◆ DIRECTION ◆
Note each line that includes the word "背景性问题". Copy those lines.

◆ Excerpt from a dataset ◆
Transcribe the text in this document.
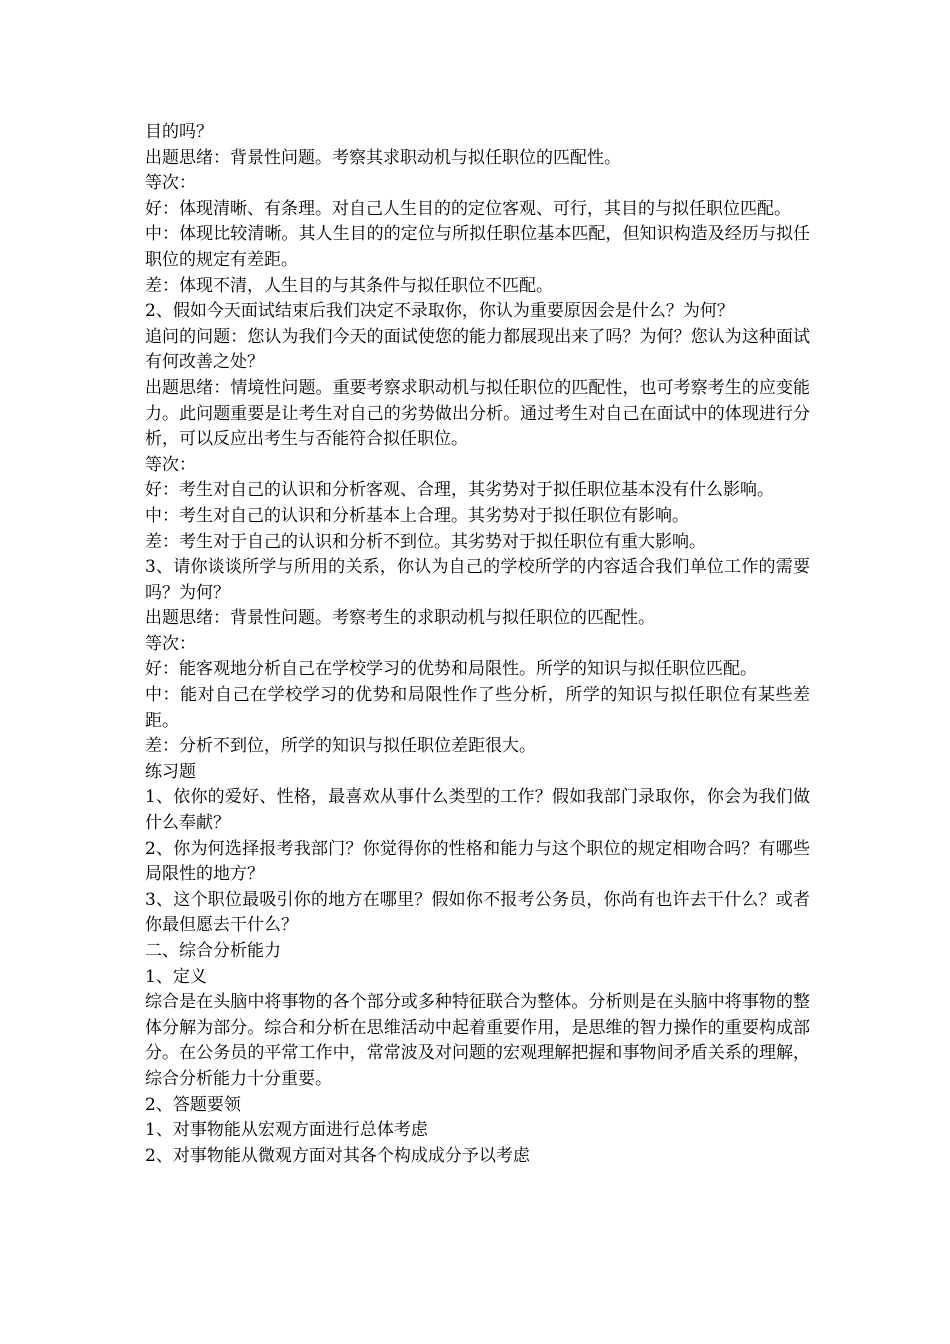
目的吗？

出题思绪：背景性问题。考察其求职动机与拟任职位的匹配性。

等次：

好：体现清晰、有条理。对自己人生目的的定位客观、可行，其目的与拟任职位匹配。

中：体现比较清晰。其人生目的的定位与所拟任职位基本匹配，但知识构造及经历与拟任职位的规定有差距。

差：体现不清，人生目的与其条件与拟任职位不匹配。

2、假如今天面试结束后我们决定不录取你，你认为重要原因会是什么？为何？

追问的问题：您认为我们今天的面试使您的能力都展现出来了吗？为何？您认为这种面试有何改善之处？

出题思绪：情境性问题。重要考察求职动机与拟任职位的匹配性，也可考察考生的应变能力。此问题重要是让考生对自己的劣势做出分析。通过考生对自己在面试中的体现进行分析，可以反应出考生与否能符合拟任职位。

等次：

好：考生对自己的认识和分析客观、合理，其劣势对于拟任职位基本没有什么影响。

中：考生对自己的认识和分析基本上合理。其劣势对于拟任职位有影响。

差：考生对于自己的认识和分析不到位。其劣势对于拟任职位有重大影响。

3、请你谈谈所学与所用的关系，你认为自己的学校所学的内容适合我们单位工作的需要吗？为何？

出题思绪：背景性问题。考察考生的求职动机与拟任职位的匹配性。

等次：

好：能客观地分析自己在学校学习的优势和局限性。所学的知识与拟任职位匹配。

中：能对自己在学校学习的优势和局限性作了些分析，所学的知识与拟任职位有某些差距。

差：分析不到位，所学的知识与拟任职位差距很大。

练习题

1、依你的爱好、性格，最喜欢从事什么类型的工作？假如我部门录取你，你会为我们做什么奉献？

2、你为何选择报考我部门？你觉得你的性格和能力与这个职位的规定相吻合吗？有哪些局限性的地方？

3、这个职位最吸引你的地方在哪里？假如你不报考公务员，你尚有也许去干什么？或者你最但愿去干什么？

二、综合分析能力

1、定义

综合是在头脑中将事物的各个部分或多种特征联合为整体。分析则是在头脑中将事物的整体分解为部分。综合和分析在思维活动中起着重要作用，是思维的智力操作的重要构成部分。在公务员的平常工作中，常常波及对问题的宏观理解把握和事物间矛盾关系的理解，综合分析能力十分重要。

2、答题要领

1、对事物能从宏观方面进行总体考虑

2、对事物能从微观方面对其各个构成成分予以考虑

◆ OUTPUT FOR THIS EXERCISE ◆
出题思绪：背景性问题。考察其求职动机与拟任职位的匹配性。
出题思绪：背景性问题。考察考生的求职动机与拟任职位的匹配性。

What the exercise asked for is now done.